Direction
Write out the listing beneath this instruction in its entirety, exactly as it reads.

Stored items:
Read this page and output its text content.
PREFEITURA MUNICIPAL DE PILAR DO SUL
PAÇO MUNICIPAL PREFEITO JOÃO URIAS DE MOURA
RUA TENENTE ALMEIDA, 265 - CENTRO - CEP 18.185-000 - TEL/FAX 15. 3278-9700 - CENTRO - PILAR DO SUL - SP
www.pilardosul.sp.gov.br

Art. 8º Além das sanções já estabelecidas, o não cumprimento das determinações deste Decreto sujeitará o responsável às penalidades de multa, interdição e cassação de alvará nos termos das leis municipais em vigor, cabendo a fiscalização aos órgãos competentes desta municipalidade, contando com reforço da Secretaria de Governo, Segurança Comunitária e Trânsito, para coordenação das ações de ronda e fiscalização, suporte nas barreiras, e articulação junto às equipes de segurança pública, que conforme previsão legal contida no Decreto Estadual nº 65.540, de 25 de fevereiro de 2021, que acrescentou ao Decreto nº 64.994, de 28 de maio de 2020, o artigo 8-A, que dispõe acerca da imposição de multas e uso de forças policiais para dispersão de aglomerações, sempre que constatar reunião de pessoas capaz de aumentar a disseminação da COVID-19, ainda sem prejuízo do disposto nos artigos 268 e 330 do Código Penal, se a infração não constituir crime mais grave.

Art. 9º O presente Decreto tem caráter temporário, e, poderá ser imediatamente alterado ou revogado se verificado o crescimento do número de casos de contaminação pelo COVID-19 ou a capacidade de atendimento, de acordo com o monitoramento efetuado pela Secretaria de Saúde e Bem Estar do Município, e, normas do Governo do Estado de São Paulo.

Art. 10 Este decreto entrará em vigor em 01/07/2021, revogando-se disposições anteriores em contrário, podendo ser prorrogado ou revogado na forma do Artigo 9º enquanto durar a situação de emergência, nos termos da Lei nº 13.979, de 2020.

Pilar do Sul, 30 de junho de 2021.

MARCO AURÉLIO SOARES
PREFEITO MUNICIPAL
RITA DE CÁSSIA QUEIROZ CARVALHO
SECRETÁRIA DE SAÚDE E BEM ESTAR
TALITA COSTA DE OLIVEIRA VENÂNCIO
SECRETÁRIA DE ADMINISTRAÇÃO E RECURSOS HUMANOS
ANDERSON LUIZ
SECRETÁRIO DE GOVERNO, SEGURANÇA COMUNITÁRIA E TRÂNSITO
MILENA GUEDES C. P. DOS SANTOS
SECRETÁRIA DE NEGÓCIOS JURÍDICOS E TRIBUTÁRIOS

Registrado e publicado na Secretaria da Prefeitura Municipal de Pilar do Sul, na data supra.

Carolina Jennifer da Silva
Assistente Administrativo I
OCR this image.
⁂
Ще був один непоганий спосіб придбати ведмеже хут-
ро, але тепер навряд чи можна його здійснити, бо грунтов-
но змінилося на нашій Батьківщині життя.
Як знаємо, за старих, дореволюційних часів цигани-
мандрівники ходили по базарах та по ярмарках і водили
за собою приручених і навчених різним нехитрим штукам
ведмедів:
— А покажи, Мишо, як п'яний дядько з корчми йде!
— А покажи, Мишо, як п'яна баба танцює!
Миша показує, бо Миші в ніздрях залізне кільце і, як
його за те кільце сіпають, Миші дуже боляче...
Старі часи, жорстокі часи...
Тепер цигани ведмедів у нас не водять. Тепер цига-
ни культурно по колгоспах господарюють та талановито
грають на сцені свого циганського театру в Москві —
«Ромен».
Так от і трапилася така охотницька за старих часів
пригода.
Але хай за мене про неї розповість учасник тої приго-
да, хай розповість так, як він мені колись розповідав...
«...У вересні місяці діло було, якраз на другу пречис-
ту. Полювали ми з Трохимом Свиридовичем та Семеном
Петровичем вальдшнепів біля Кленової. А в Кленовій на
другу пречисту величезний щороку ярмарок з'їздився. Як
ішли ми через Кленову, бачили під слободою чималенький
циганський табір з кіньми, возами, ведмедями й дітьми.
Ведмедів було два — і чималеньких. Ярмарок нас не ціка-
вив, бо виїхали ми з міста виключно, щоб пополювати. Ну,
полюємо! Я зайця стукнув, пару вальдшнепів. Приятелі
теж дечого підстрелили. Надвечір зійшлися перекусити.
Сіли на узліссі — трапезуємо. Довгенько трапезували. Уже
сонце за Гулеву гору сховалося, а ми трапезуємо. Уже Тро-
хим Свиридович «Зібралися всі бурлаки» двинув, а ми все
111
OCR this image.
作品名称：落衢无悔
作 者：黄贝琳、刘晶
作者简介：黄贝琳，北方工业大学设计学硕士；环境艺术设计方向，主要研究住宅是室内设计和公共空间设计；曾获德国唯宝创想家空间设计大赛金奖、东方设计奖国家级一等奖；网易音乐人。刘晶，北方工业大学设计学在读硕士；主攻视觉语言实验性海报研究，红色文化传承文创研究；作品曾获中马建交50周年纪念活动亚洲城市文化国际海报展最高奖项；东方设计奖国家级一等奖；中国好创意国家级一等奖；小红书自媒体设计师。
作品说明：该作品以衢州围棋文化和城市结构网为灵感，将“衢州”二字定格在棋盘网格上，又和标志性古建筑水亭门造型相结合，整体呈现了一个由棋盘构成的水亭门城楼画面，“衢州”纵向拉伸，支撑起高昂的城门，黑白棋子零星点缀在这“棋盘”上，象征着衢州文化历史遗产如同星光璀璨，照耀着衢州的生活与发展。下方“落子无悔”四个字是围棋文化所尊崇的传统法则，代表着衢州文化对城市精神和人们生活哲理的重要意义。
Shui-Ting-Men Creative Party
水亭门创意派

Response for this exercise
Read this page and output its text content.
PREFEITURA MUNICIPAL DE PILAR DO SUL
PAÇO MUNICIPAL PREFEITO JOÃO URIAS DE MOURA
RUA TENENTE ALMEIDA, 265 - CENTRO - CEP 18.185-000 - TEL/FAX 15. 3278-9700 - CENTRO - PILAR DO SUL - SP
www.pilardosul.sp.gov.br

Art. 8º Além das sanções já estabelecidas, o não cumprimento das determinações deste Decreto sujeitará o responsável às penalidades de multa, interdição e cassação de alvará nos termos das leis municipais em vigor, cabendo a fiscalização aos órgãos competentes desta municipalidade, contando com reforço da Secretaria de Governo, Segurança Comunitária e Trânsito, para coordenação das ações de ronda e fiscalização, suporte nas barreiras, e articulação junto às equipes de segurança pública, que conforme previsão legal contida no Decreto Estadual nº 65.540, de 25 de fevereiro de 2021, que acrescentou ao Decreto nº 64.994, de 28 de maio de 2020, o artigo 8-A, que dispõe acerca da imposição de multas e uso de forças policiais para dispersão de aglomerações, sempre que constatar reunião de pessoas capaz de aumentar a disseminação da COVID-19, ainda sem prejuízo do disposto nos artigos 268 e 330 do Código Penal, se a infração não constituir crime mais grave.

Art. 9º O presente Decreto tem caráter temporário, e, poderá ser imediatamente alterado ou revogado se verificado o crescimento do número de casos de contaminação pelo COVID-19 ou a capacidade de atendimento, de acordo com o monitoramento efetuado pela Secretaria de Saúde e Bem Estar do Município, e, normas do Governo do Estado de São Paulo.

Art. 10 Este decreto entrará em vigor em 01/07/2021, revogando-se disposições anteriores em contrário, podendo ser prorrogado ou revogado na forma do Artigo 9º enquanto durar a situação de emergência, nos termos da Lei nº 13.979, de 2020.

Pilar do Sul, 30 de junho de 2021.

MARCO AURÉLIO SOARES
PREFEITO MUNICIPAL
RITA DE CÁSSIA QUEIROZ CARVALHO
SECRETÁRIA DE SAÚDE E BEM ESTAR
TALITA COSTA DE OLIVEIRA VENÂNCIO
SECRETÁRIA DE ADMINISTRAÇÃO E RECURSOS HUMANOS
ANDERSON LUIZ
SECRETÁRIO DE GOVERNO, SEGURANÇA COMUNITÁRIA E TRÂNSITO
MILENA GUEDES C. P. DOS SANTOS
SECRETÁRIA DE NEGÓCIOS JURÍDICOS E TRIBUTÁRIOS

Registrado e publicado na Secretaria da Prefeitura Municipal de Pilar do Sul, na data supra.

Carolina Jennifer da Silva
Assistente Administrativo I
OCR this image.
⁂
Ще був один непоганий спосіб придбати ведмеже хут-
ро, але тепер навряд чи можна його здійснити, бо грунтов-
но змінилося на нашій Батьківщині життя.
Як знаємо, за старих, дореволюційних часів цигани-
мандрівники ходили по базарах та по ярмарках і водили
за собою приручених і навчених різним нехитрим штукам
ведмедів:
— А покажи, Мишо, як п'яний дядько з корчми йде!
— А покажи, Мишо, як п'яна баба танцює!
Миша показує, бо Миші в ніздрях залізне кільце і, як
його за те кільце сіпають, Миші дуже боляче...
Старі часи, жорстокі часи...
Тепер цигани ведмедів у нас не водять. Тепер цига-
ни культурно по колгоспах господарюють та талановито
грають на сцені свого циганського театру в Москві —
«Ромен».
Так от і трапилася така охотницька за старих часів
пригода.
Але хай за мене про неї розповість учасник тої приго-
да, хай розповість так, як він мені колись розповідав...
«...У вересні місяці діло було, якраз на другу пречис-
ту. Полювали ми з Трохимом Свиридовичем та Семеном
Петровичем вальдшнепів біля Кленової. А в Кленовій на
другу пречисту величезний щороку ярмарок з'їздився. Як
ішли ми через Кленову, бачили під слободою чималенький
циганський табір з кіньми, возами, ведмедями й дітьми.
Ведмедів було два — і чималеньких. Ярмарок нас не ціка-
вив, бо виїхали ми з міста виключно, щоб пополювати. Ну,
полюємо! Я зайця стукнув, пару вальдшнепів. Приятелі
теж дечого підстрелили. Надвечір зійшлися перекусити.
Сіли на узліссі — трапезуємо. Довгенько трапезували. Уже
сонце за Гулеву гору сховалося, а ми трапезуємо. Уже Тро-
хим Свиридович «Зібралися всі бурлаки» двинув, а ми все
111
OCR this image.
作品名称：落衢无悔
作 者：黄贝琳、刘晶
作者简介：黄贝琳，北方工业大学设计学硕士；环境艺术设计方向，主要研究住宅是室内设计和公共空间设计；曾获德国唯宝创想家空间设计大赛金奖、东方设计奖国家级一等奖；网易音乐人。刘晶，北方工业大学设计学在读硕士；主攻视觉语言实验性海报研究，红色文化传承文创研究；作品曾获中马建交50周年纪念活动亚洲城市文化国际海报展最高奖项；东方设计奖国家级一等奖；中国好创意国家级一等奖；小红书自媒体设计师。
作品说明：该作品以衢州围棋文化和城市结构网为灵感，将“衢州”二字定格在棋盘网格上，又和标志性古建筑水亭门造型相结合，整体呈现了一个由棋盘构成的水亭门城楼画面，“衢州”纵向拉伸，支撑起高昂的城门，黑白棋子零星点缀在这“棋盘”上，象征着衢州文化历史遗产如同星光璀璨，照耀着衢州的生活与发展。下方“落子无悔”四个字是围棋文化所尊崇的传统法则，代表着衢州文化对城市精神和人们生活哲理的重要意义。
Shui-Ting-Men Creative Party
水亭门创意派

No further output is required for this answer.